Records to use:

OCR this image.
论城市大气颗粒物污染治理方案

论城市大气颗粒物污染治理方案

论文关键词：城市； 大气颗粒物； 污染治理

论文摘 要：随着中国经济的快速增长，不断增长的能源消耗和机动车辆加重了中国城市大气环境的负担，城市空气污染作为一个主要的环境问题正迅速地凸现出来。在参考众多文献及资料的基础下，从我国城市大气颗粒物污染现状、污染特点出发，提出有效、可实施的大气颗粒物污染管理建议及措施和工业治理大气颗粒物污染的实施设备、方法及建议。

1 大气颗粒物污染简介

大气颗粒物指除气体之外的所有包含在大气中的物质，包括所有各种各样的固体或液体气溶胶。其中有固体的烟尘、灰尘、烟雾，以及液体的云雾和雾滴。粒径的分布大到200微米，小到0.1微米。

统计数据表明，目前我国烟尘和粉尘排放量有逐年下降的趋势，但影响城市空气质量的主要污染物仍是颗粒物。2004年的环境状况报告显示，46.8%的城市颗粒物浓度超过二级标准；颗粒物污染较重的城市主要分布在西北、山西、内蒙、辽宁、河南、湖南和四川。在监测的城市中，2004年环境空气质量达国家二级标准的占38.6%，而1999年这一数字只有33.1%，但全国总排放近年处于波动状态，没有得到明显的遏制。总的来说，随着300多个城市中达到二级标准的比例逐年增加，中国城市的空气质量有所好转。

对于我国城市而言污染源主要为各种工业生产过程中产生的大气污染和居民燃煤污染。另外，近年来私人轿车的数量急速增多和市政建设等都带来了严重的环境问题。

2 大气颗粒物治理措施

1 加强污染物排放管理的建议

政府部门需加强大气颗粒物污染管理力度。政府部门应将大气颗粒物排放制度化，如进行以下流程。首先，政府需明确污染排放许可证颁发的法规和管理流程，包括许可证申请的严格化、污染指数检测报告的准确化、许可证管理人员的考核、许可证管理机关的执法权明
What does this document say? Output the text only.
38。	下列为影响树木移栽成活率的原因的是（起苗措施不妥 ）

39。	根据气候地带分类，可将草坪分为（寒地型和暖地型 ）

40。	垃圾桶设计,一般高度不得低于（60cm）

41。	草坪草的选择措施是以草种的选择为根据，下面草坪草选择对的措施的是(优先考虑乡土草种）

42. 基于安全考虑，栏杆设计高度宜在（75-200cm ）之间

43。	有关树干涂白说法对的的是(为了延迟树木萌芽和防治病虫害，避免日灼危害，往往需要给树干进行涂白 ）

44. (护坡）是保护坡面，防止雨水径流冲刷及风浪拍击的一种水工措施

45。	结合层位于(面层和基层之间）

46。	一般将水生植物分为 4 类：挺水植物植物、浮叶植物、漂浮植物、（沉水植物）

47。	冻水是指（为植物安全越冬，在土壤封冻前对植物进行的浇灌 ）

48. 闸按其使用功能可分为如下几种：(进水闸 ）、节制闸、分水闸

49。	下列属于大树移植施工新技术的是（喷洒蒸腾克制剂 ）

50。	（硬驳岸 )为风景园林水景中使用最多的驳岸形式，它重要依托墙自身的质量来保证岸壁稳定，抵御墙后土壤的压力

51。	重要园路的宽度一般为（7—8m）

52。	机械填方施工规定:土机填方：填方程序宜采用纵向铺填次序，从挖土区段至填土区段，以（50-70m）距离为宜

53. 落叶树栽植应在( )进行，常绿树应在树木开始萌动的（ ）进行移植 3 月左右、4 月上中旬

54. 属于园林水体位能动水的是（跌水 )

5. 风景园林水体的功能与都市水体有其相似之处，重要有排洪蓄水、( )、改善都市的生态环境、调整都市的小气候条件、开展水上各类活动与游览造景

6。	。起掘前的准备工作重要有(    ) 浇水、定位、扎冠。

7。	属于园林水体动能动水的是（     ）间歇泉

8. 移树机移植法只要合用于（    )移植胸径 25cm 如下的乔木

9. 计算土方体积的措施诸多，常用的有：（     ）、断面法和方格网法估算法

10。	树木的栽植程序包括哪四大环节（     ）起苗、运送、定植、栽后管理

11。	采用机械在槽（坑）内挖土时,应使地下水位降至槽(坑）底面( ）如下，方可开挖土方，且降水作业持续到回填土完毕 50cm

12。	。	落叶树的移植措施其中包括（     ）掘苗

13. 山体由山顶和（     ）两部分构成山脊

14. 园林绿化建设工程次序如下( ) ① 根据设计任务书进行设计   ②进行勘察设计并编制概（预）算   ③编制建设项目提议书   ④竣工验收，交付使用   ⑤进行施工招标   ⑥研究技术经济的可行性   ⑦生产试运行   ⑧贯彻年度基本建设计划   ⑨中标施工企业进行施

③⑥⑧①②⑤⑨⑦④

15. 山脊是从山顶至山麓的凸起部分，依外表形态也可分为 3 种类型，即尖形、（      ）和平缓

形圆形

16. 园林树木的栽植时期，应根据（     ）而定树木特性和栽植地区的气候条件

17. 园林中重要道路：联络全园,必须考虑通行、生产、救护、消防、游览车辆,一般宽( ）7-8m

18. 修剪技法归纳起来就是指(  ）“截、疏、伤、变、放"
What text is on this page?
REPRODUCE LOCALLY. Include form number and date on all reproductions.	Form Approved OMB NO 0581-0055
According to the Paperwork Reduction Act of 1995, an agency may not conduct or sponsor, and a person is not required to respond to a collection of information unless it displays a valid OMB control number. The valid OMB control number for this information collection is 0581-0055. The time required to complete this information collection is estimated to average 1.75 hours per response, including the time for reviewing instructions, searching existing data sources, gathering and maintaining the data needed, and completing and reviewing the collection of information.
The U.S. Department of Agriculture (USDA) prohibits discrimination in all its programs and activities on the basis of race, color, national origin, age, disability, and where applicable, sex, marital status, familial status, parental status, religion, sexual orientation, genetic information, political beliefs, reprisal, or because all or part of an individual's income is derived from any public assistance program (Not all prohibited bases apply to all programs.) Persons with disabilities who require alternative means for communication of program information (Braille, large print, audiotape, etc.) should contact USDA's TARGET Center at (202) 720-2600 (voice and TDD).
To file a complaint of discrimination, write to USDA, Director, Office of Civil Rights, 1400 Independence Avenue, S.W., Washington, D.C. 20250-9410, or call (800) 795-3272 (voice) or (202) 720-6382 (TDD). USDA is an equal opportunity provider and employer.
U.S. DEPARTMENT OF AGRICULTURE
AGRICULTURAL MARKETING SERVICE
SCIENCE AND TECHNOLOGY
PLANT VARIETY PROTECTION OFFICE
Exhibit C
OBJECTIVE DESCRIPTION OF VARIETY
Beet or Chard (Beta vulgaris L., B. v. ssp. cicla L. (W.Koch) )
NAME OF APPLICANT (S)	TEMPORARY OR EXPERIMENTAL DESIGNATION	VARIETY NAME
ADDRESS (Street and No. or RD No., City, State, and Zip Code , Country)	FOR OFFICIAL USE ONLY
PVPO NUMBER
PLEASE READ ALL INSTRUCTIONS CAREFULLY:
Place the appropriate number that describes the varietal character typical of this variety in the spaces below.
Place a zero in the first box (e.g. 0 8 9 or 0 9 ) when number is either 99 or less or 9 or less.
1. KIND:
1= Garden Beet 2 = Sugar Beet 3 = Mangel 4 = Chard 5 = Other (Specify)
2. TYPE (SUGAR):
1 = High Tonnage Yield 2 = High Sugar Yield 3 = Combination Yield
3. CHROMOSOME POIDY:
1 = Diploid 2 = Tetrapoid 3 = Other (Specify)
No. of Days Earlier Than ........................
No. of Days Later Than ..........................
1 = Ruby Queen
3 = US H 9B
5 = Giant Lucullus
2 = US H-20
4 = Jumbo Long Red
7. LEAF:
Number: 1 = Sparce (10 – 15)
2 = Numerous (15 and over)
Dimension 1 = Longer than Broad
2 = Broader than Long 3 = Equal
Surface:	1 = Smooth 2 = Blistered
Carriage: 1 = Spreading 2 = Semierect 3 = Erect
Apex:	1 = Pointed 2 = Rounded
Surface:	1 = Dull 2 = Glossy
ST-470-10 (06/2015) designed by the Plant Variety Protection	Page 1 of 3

Problem to solve:
Look through the material above. Copy each line where the word "Days" appears.

Written response:
No. of Days Earlier Than ........................
No. of Days Later Than ..........................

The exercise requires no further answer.